* _Written instruction_: Report, word for word, every line of the material that contains "authority".

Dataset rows
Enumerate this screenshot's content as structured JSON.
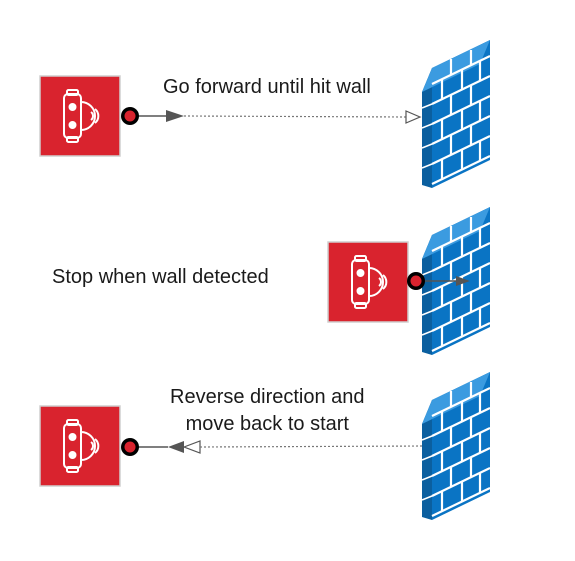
{
  "steps": [
    {
      "label": "Go forward until hit wall",
      "arrow": "forward"
    },
    {
      "label": "Stop when wall detected",
      "arrow": "stop"
    },
    {
      "label_lines": [
        "Reverse direction and",
        "move back to start"
      ],
      "arrow": "reverse"
    }
  ],
  "colors": {
    "robot_box": "#d9232e",
    "robot_stroke": "#ffffff",
    "sensor_dot": "#d9232e",
    "wall_front": "#0a74c4",
    "wall_side": "#0b5f9f",
    "wall_top": "#3b9be0",
    "mortar": "#ffffff",
    "arrow": "#555555"
  }
}
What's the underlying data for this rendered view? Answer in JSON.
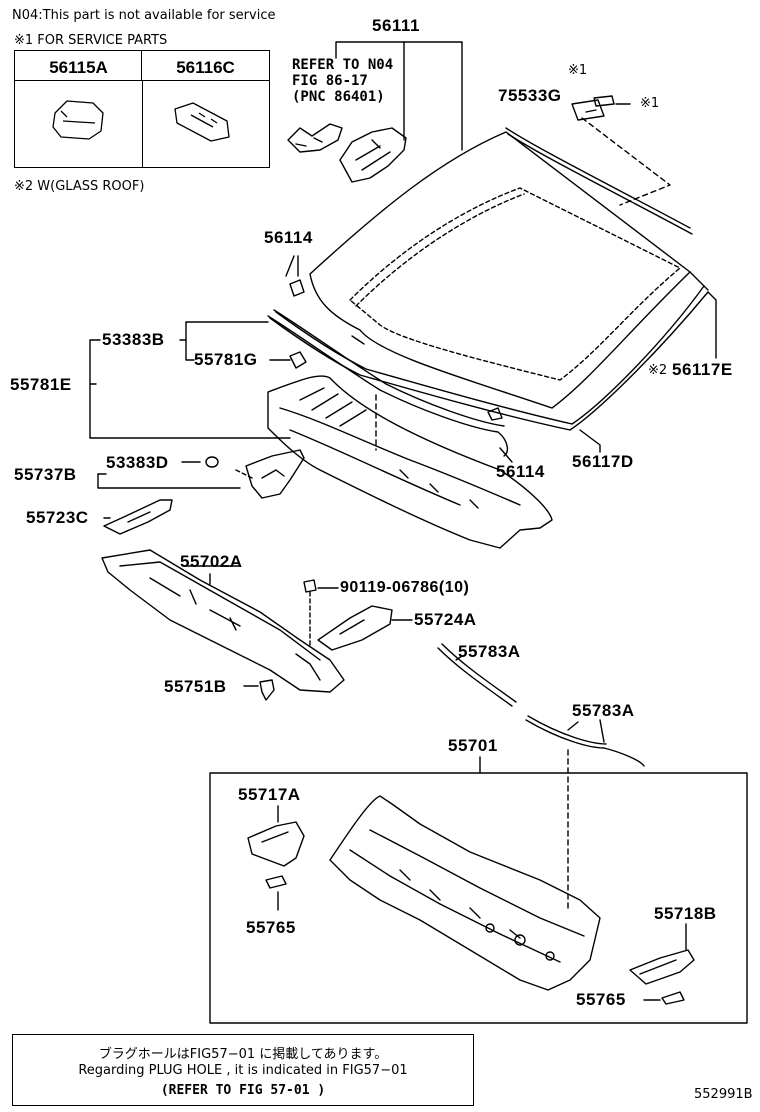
{
  "header": {
    "note_n04": "N04:This part is not available for service",
    "note_service": "※1 FOR SERVICE PARTS",
    "note_glass_roof": "※2 W(GLASS ROOF)"
  },
  "service_parts": [
    "56115A",
    "56116C"
  ],
  "refer": {
    "part": "56111",
    "line1": "REFER TO N04",
    "line2": "FIG 86-17",
    "line3": "(PNC 86401)"
  },
  "labels": {
    "p75533G": "75533G",
    "mark1a": "※1",
    "mark1b": "※1",
    "p56114_top": "56114",
    "p53383B": "53383B",
    "p55781G": "55781G",
    "p55781E": "55781E",
    "p56117E": "56117E",
    "mark2": "※2",
    "p56114_bot": "56114",
    "p56117D": "56117D",
    "p53383D": "53383D",
    "p55737B": "55737B",
    "p55723C": "55723C",
    "p55702A": "55702A",
    "p90119": "90119-06786(10)",
    "p55724A": "55724A",
    "p55751B": "55751B",
    "p55783A_1": "55783A",
    "p55783A_2": "55783A",
    "p55701": "55701",
    "p55717A": "55717A",
    "p55765_1": "55765",
    "p55718B": "55718B",
    "p55765_2": "55765"
  },
  "footer": {
    "jp": "ブラグホールはFIG57−01 に掲載してあります。",
    "en": "Regarding PLUG HOLE , it is indicated in FIG57−01",
    "ref": "(REFER TO FIG 57-01 )"
  },
  "figure_id": "552991B"
}
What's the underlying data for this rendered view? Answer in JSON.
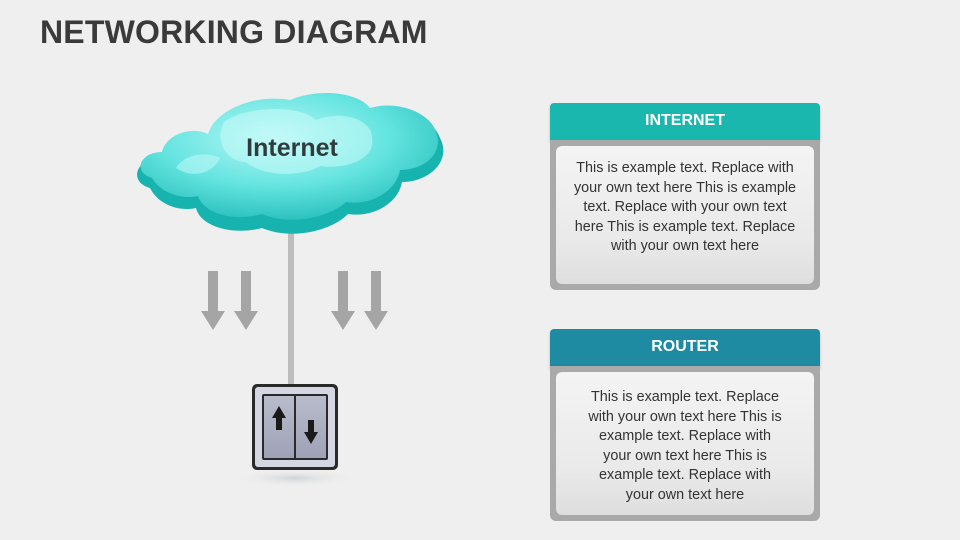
{
  "title": "NETWORKING DIAGRAM",
  "cloud": {
    "label": "Internet",
    "icon": "cloud-icon"
  },
  "router": {
    "icon": "router-icon"
  },
  "colors": {
    "cloud": "#49dcd8",
    "internet_header": "#19b7ad",
    "router_header": "#1e8ba3",
    "arrows": "#a5a5a5"
  },
  "cards": {
    "internet": {
      "header": "INTERNET",
      "body": "This is example text. Replace with your own text here This is example text. Replace with your own text here This is example text. Replace with your own text here"
    },
    "router": {
      "header": "ROUTER",
      "body": "This is example text. Replace with your own text here This is example text. Replace with your own text here This is example text. Replace with your own text here"
    }
  }
}
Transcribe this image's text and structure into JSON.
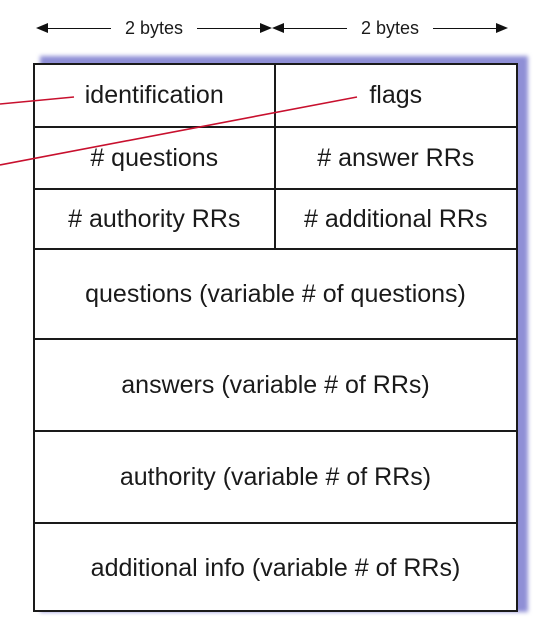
{
  "dimensions": {
    "left_label": "2 bytes",
    "right_label": "2 bytes"
  },
  "header_fields": {
    "identification": "identification",
    "flags": "flags",
    "questions_count": "# questions",
    "answer_rrs": "# answer RRs",
    "authority_rrs": "# authority RRs",
    "additional_rrs": "# additional RRs"
  },
  "sections": {
    "questions": "questions (variable # of questions)",
    "answers": "answers (variable # of RRs)",
    "authority": "authority (variable # of RRs)",
    "additional": "additional info (variable # of RRs)"
  },
  "colors": {
    "pointer": "#c8102e",
    "shadow": "#8f8fd6",
    "border": "#1a1a1a"
  }
}
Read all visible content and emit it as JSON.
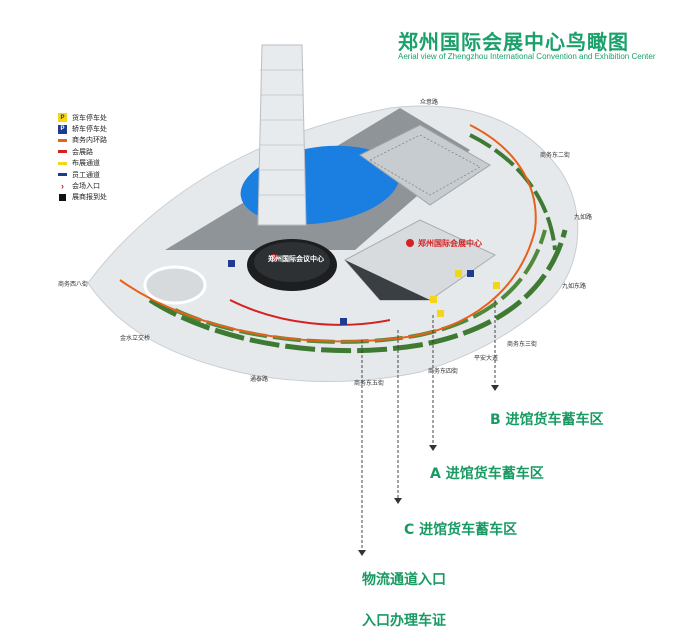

* _Exercise result_:
    "authority_rrs": "# authority RRs",
    "authority": "authority (variable # of RRs)",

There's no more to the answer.